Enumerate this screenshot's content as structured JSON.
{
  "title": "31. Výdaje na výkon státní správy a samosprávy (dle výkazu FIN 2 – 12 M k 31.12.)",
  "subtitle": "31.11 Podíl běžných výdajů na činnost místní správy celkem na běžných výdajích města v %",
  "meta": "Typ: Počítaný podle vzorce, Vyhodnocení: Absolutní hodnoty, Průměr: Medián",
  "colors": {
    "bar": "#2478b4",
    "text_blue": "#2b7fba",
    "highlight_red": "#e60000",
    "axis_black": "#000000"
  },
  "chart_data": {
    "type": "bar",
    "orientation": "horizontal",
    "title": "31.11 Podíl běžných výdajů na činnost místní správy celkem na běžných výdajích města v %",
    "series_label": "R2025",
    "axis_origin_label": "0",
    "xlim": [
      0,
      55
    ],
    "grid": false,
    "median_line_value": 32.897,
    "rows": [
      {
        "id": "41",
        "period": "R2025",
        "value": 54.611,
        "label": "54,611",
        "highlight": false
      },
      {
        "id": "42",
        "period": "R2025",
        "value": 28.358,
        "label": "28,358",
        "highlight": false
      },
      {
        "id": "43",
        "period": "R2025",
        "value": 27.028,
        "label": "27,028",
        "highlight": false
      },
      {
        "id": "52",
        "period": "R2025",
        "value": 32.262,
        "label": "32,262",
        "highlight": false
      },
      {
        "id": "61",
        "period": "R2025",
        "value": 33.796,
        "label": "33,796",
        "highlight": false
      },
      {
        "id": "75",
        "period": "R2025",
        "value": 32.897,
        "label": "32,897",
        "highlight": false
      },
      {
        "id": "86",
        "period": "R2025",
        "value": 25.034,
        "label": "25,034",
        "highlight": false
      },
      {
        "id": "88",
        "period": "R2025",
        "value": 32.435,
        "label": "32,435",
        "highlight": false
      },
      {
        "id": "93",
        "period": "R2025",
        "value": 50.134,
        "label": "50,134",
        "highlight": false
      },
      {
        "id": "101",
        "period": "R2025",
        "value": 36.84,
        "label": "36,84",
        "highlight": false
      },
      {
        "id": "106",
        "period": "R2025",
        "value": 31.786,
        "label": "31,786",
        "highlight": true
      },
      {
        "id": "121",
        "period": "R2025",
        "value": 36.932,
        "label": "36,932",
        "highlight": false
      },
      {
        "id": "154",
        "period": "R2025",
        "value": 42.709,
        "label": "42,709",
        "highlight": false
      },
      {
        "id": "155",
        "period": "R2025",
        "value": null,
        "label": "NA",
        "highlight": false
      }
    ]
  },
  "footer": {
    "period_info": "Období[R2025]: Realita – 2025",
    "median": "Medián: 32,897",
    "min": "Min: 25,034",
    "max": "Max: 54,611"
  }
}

## [The task]
Copy every line of the listing where the word "Medián" appears.

## [The solution]
  "meta": "Typ: Počítaný podle vzorce, Vyhodnocení: Absolutní hodnoty, Průměr: Medián",
    "median": "Medián: 32,897",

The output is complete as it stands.